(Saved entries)
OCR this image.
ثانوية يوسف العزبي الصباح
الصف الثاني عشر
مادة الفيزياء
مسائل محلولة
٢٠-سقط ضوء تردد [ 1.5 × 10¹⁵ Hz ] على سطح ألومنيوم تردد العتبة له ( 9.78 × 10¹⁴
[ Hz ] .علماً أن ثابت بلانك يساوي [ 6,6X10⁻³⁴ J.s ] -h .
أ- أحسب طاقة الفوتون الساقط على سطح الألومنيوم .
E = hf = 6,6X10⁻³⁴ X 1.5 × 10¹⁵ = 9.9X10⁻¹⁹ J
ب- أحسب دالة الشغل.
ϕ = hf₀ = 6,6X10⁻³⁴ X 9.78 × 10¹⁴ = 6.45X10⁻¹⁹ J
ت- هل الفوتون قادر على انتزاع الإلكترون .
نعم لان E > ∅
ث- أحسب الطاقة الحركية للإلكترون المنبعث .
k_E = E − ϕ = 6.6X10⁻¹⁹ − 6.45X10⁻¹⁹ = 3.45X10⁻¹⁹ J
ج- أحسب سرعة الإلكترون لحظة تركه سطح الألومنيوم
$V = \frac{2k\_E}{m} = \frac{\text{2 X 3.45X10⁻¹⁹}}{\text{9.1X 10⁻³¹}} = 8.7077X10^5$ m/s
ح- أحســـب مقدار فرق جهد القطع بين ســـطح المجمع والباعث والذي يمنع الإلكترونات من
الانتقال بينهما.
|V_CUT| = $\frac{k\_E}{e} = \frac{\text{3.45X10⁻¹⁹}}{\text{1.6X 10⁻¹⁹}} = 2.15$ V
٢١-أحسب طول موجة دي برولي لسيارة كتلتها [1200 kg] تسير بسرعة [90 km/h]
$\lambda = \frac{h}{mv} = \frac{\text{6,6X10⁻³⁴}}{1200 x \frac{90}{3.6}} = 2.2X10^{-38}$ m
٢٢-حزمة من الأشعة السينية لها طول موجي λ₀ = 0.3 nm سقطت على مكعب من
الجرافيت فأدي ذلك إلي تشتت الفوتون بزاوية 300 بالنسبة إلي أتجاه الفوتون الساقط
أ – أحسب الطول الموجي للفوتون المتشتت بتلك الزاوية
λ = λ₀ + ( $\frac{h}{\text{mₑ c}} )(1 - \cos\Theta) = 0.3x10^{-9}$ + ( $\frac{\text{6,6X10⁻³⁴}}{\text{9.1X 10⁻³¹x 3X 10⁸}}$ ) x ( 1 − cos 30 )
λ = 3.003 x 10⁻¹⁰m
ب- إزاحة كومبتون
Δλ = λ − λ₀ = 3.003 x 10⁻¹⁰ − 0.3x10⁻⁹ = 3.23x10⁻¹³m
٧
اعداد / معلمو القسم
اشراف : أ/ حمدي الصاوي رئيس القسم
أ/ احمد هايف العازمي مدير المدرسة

== WHAT YOU HAVE TO DO ==
Transcribe every entry exactly.

== WRITTEN RESPONSE ==
OCR this image.
ثانوية يوسف العزبي الصباح
الصف الثاني عشر
مادة الفيزياء
مسائل محلولة
٢٠-سقط ضوء تردد [ 1.5 × 10¹⁵ Hz ] على سطح ألومنيوم تردد العتبة له ( 9.78 × 10¹⁴
[ Hz ] .علماً أن ثابت بلانك يساوي [ 6,6X10⁻³⁴ J.s ] -h .
أ- أحسب طاقة الفوتون الساقط على سطح الألومنيوم .
E = hf = 6,6X10⁻³⁴ X 1.5 × 10¹⁵ = 9.9X10⁻¹⁹ J
ب- أحسب دالة الشغل.
ϕ = hf₀ = 6,6X10⁻³⁴ X 9.78 × 10¹⁴ = 6.45X10⁻¹⁹ J
ت- هل الفوتون قادر على انتزاع الإلكترون .
نعم لان E > ∅
ث- أحسب الطاقة الحركية للإلكترون المنبعث .
k_E = E − ϕ = 6.6X10⁻¹⁹ − 6.45X10⁻¹⁹ = 3.45X10⁻¹⁹ J
ج- أحسب سرعة الإلكترون لحظة تركه سطح الألومنيوم
$V = \frac{2k\_E}{m} = \frac{\text{2 X 3.45X10⁻¹⁹}}{\text{9.1X 10⁻³¹}} = 8.7077X10^5$ m/s
ح- أحســـب مقدار فرق جهد القطع بين ســـطح المجمع والباعث والذي يمنع الإلكترونات من
الانتقال بينهما.
|V_CUT| = $\frac{k\_E}{e} = \frac{\text{3.45X10⁻¹⁹}}{\text{1.6X 10⁻¹⁹}} = 2.15$ V
٢١-أحسب طول موجة دي برولي لسيارة كتلتها [1200 kg] تسير بسرعة [90 km/h]
$\lambda = \frac{h}{mv} = \frac{\text{6,6X10⁻³⁴}}{1200 x \frac{90}{3.6}} = 2.2X10^{-38}$ m
٢٢-حزمة من الأشعة السينية لها طول موجي λ₀ = 0.3 nm سقطت على مكعب من
الجرافيت فأدي ذلك إلي تشتت الفوتون بزاوية 300 بالنسبة إلي أتجاه الفوتون الساقط
أ – أحسب الطول الموجي للفوتون المتشتت بتلك الزاوية
λ = λ₀ + ( $\frac{h}{\text{mₑ c}} )(1 - \cos\Theta) = 0.3x10^{-9}$ + ( $\frac{\text{6,6X10⁻³⁴}}{\text{9.1X 10⁻³¹x 3X 10⁸}}$ ) x ( 1 − cos 30 )
λ = 3.003 x 10⁻¹⁰m
ب- إزاحة كومبتون
Δλ = λ − λ₀ = 3.003 x 10⁻¹⁰ − 0.3x10⁻⁹ = 3.23x10⁻¹³m
٧
اعداد / معلمو القسم
اشراف : أ/ حمدي الصاوي رئيس القسم
أ/ احمد هايف العازمي مدير المدرسة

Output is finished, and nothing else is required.